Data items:
★ ★ ★ ★ ★ ★ ★
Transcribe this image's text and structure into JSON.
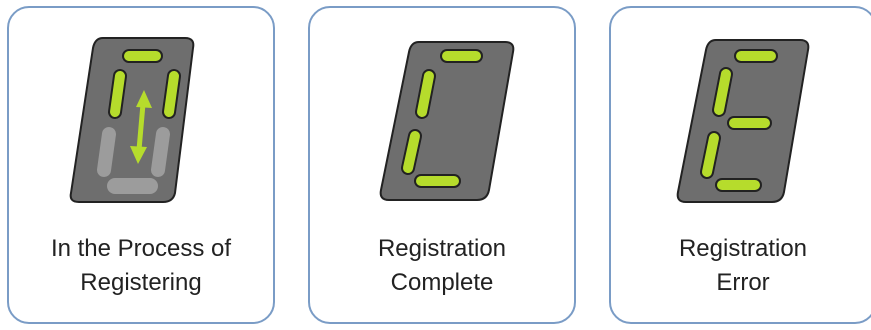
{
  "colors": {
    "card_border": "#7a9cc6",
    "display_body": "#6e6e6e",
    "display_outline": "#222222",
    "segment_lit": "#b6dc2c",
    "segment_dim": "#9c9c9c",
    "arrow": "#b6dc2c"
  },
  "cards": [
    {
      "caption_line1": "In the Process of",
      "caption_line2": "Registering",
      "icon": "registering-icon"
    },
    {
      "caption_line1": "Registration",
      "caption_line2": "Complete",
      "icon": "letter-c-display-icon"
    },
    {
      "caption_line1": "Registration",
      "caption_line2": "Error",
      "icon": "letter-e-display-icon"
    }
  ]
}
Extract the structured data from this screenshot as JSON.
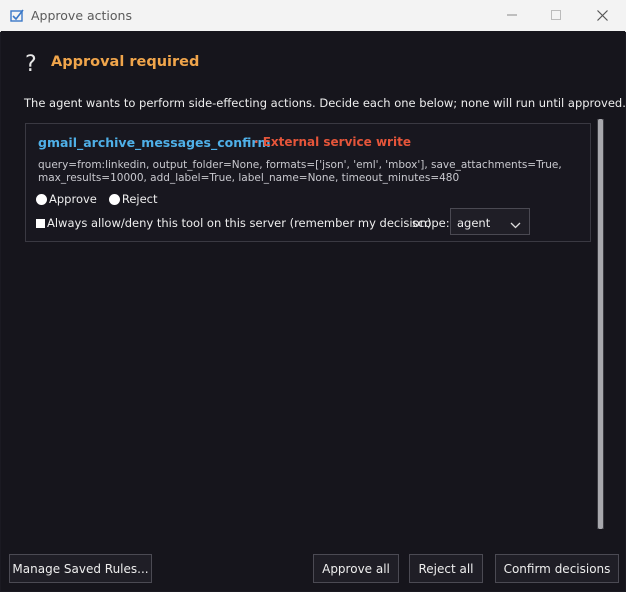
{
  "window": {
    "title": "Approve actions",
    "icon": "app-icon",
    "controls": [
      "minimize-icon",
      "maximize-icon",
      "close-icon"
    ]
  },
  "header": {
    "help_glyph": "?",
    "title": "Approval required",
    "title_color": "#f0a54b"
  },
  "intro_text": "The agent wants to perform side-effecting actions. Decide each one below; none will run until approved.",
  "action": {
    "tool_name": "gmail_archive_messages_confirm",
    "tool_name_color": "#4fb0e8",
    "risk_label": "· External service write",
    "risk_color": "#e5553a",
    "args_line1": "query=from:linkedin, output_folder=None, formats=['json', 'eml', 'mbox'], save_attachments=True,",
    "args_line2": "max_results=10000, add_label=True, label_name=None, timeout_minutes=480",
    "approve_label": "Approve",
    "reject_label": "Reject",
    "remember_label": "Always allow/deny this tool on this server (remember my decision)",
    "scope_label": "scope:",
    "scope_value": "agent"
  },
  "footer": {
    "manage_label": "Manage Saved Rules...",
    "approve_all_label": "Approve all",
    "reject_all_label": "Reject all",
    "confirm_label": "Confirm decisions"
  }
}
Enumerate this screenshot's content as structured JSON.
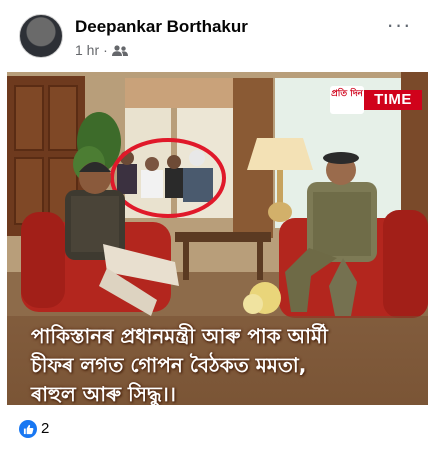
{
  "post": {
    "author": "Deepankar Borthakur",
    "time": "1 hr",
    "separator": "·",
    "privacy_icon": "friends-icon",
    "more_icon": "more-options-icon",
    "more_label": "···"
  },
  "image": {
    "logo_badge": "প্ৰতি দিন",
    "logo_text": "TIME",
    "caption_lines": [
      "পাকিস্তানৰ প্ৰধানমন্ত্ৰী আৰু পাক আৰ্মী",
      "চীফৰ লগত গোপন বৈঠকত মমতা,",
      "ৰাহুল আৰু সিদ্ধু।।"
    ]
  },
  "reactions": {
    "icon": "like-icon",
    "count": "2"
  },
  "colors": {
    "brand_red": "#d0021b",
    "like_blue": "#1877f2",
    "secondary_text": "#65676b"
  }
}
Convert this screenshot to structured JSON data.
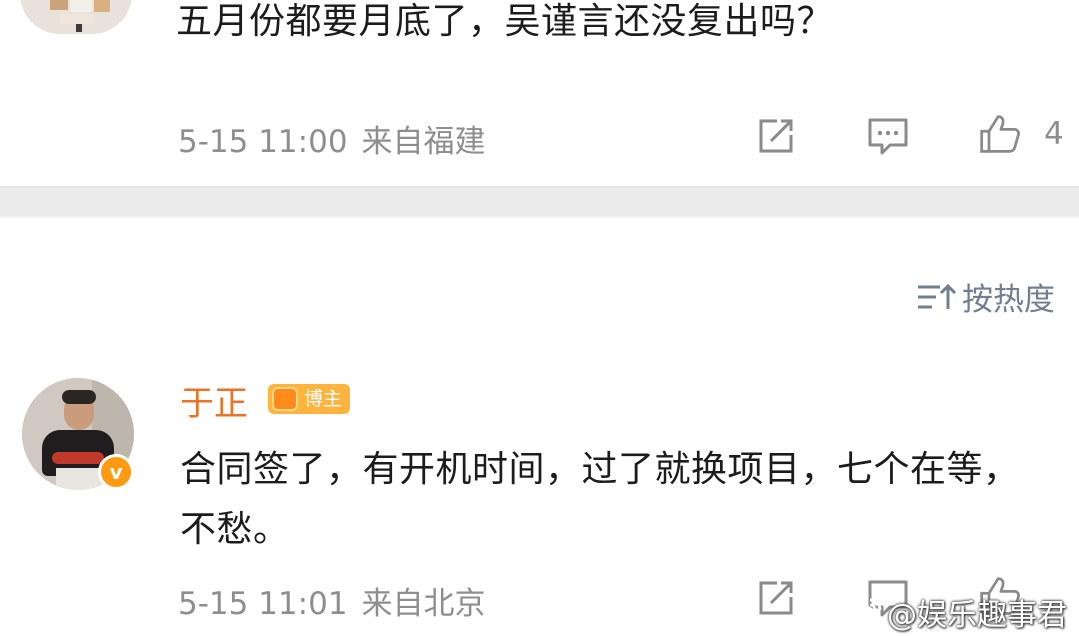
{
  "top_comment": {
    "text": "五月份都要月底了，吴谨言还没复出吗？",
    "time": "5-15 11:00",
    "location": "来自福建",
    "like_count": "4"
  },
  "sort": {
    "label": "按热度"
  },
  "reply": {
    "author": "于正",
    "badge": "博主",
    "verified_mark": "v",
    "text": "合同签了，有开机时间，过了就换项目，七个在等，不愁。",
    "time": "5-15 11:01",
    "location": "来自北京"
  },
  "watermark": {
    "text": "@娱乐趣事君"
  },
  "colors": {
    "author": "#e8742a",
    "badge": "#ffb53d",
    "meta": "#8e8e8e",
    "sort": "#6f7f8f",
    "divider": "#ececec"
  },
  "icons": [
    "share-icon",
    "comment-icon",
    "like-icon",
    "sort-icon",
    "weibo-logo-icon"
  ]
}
★ ★ ★ ★ ★ ★ ★
[Aim of the task]: What is the number of lines in the listing that include the word "screenshot"? Give that number and nothing else.

[Answer]: 3